# DATASET RECORDS
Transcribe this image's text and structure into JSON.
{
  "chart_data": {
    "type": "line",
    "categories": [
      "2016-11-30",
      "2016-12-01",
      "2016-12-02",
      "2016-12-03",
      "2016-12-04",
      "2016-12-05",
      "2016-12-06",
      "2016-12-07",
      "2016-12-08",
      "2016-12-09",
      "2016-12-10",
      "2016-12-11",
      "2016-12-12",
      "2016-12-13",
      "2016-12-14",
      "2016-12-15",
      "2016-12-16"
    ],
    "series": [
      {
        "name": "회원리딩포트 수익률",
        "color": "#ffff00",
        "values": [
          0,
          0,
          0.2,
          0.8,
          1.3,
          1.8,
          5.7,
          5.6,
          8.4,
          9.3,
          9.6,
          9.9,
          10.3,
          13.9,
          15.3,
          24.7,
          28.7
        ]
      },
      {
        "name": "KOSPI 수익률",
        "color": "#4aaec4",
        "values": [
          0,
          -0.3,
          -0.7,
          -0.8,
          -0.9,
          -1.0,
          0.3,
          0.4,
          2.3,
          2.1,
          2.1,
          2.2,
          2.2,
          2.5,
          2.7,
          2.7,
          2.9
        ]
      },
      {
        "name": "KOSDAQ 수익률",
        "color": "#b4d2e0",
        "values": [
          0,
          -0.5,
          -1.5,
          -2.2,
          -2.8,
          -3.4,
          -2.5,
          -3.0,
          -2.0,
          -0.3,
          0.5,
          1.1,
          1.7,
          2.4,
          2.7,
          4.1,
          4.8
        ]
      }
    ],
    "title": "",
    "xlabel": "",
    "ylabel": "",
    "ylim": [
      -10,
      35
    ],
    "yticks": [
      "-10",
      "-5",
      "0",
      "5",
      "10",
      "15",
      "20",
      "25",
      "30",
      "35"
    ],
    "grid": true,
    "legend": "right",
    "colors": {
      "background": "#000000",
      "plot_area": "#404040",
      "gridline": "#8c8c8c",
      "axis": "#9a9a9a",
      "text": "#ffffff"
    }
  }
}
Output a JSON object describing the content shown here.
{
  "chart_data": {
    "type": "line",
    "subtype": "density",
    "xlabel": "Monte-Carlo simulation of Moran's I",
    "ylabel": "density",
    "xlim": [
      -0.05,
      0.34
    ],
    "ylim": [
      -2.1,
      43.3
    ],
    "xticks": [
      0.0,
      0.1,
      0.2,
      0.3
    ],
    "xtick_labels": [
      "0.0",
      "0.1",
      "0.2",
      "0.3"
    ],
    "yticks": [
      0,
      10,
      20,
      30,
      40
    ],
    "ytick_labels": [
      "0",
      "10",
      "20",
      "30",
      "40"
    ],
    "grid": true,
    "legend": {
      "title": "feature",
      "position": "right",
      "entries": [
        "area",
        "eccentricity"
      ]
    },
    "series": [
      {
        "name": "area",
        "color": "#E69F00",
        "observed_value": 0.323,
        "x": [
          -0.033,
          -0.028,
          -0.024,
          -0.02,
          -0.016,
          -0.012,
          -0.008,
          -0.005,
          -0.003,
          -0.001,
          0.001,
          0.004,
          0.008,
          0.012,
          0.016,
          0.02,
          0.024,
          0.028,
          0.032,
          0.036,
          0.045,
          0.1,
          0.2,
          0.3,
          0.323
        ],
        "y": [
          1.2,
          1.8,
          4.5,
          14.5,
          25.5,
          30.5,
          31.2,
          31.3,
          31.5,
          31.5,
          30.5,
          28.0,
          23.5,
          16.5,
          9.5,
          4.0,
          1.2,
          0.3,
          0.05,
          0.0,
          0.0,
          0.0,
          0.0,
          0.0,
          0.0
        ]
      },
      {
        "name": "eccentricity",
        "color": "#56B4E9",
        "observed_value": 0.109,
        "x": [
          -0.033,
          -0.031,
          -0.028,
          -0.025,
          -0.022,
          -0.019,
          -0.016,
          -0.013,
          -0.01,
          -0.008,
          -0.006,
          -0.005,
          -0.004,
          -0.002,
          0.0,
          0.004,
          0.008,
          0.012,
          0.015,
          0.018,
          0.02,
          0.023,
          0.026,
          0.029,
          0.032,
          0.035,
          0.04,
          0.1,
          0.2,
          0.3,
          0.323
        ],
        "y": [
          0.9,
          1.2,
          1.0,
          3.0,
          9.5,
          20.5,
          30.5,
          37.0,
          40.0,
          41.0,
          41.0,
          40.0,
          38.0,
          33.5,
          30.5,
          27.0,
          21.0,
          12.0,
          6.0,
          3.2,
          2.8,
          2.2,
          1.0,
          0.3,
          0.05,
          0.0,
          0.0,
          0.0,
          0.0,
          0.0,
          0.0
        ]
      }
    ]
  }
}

# WRITTEN EXERCISE
Output all preceding records character for character.

# EXERCISE SOLUTION
Transcribe this image's text and structure into JSON.
{
  "chart_data": {
    "type": "line",
    "categories": [
      "2016-11-30",
      "2016-12-01",
      "2016-12-02",
      "2016-12-03",
      "2016-12-04",
      "2016-12-05",
      "2016-12-06",
      "2016-12-07",
      "2016-12-08",
      "2016-12-09",
      "2016-12-10",
      "2016-12-11",
      "2016-12-12",
      "2016-12-13",
      "2016-12-14",
      "2016-12-15",
      "2016-12-16"
    ],
    "series": [
      {
        "name": "회원리딩포트 수익률",
        "color": "#ffff00",
        "values": [
          0,
          0,
          0.2,
          0.8,
          1.3,
          1.8,
          5.7,
          5.6,
          8.4,
          9.3,
          9.6,
          9.9,
          10.3,
          13.9,
          15.3,
          24.7,
          28.7
        ]
      },
      {
        "name": "KOSPI 수익률",
        "color": "#4aaec4",
        "values": [
          0,
          -0.3,
          -0.7,
          -0.8,
          -0.9,
          -1.0,
          0.3,
          0.4,
          2.3,
          2.1,
          2.1,
          2.2,
          2.2,
          2.5,
          2.7,
          2.7,
          2.9
        ]
      },
      {
        "name": "KOSDAQ 수익률",
        "color": "#b4d2e0",
        "values": [
          0,
          -0.5,
          -1.5,
          -2.2,
          -2.8,
          -3.4,
          -2.5,
          -3.0,
          -2.0,
          -0.3,
          0.5,
          1.1,
          1.7,
          2.4,
          2.7,
          4.1,
          4.8
        ]
      }
    ],
    "title": "",
    "xlabel": "",
    "ylabel": "",
    "ylim": [
      -10,
      35
    ],
    "yticks": [
      "-10",
      "-5",
      "0",
      "5",
      "10",
      "15",
      "20",
      "25",
      "30",
      "35"
    ],
    "grid": true,
    "legend": "right",
    "colors": {
      "background": "#000000",
      "plot_area": "#404040",
      "gridline": "#8c8c8c",
      "axis": "#9a9a9a",
      "text": "#ffffff"
    }
  }
}
Output a JSON object describing the content shown here.
{
  "chart_data": {
    "type": "line",
    "subtype": "density",
    "xlabel": "Monte-Carlo simulation of Moran's I",
    "ylabel": "density",
    "xlim": [
      -0.05,
      0.34
    ],
    "ylim": [
      -2.1,
      43.3
    ],
    "xticks": [
      0.0,
      0.1,
      0.2,
      0.3
    ],
    "xtick_labels": [
      "0.0",
      "0.1",
      "0.2",
      "0.3"
    ],
    "yticks": [
      0,
      10,
      20,
      30,
      40
    ],
    "ytick_labels": [
      "0",
      "10",
      "20",
      "30",
      "40"
    ],
    "grid": true,
    "legend": {
      "title": "feature",
      "position": "right",
      "entries": [
        "area",
        "eccentricity"
      ]
    },
    "series": [
      {
        "name": "area",
        "color": "#E69F00",
        "observed_value": 0.323,
        "x": [
          -0.033,
          -0.028,
          -0.024,
          -0.02,
          -0.016,
          -0.012,
          -0.008,
          -0.005,
          -0.003,
          -0.001,
          0.001,
          0.004,
          0.008,
          0.012,
          0.016,
          0.02,
          0.024,
          0.028,
          0.032,
          0.036,
          0.045,
          0.1,
          0.2,
          0.3,
          0.323
        ],
        "y": [
          1.2,
          1.8,
          4.5,
          14.5,
          25.5,
          30.5,
          31.2,
          31.3,
          31.5,
          31.5,
          30.5,
          28.0,
          23.5,
          16.5,
          9.5,
          4.0,
          1.2,
          0.3,
          0.05,
          0.0,
          0.0,
          0.0,
          0.0,
          0.0,
          0.0
        ]
      },
      {
        "name": "eccentricity",
        "color": "#56B4E9",
        "observed_value": 0.109,
        "x": [
          -0.033,
          -0.031,
          -0.028,
          -0.025,
          -0.022,
          -0.019,
          -0.016,
          -0.013,
          -0.01,
          -0.008,
          -0.006,
          -0.005,
          -0.004,
          -0.002,
          0.0,
          0.004,
          0.008,
          0.012,
          0.015,
          0.018,
          0.02,
          0.023,
          0.026,
          0.029,
          0.032,
          0.035,
          0.04,
          0.1,
          0.2,
          0.3,
          0.323
        ],
        "y": [
          0.9,
          1.2,
          1.0,
          3.0,
          9.5,
          20.5,
          30.5,
          37.0,
          40.0,
          41.0,
          41.0,
          40.0,
          38.0,
          33.5,
          30.5,
          27.0,
          21.0,
          12.0,
          6.0,
          3.2,
          2.8,
          2.2,
          1.0,
          0.3,
          0.05,
          0.0,
          0.0,
          0.0,
          0.0,
          0.0,
          0.0
        ]
      }
    ]
  }
}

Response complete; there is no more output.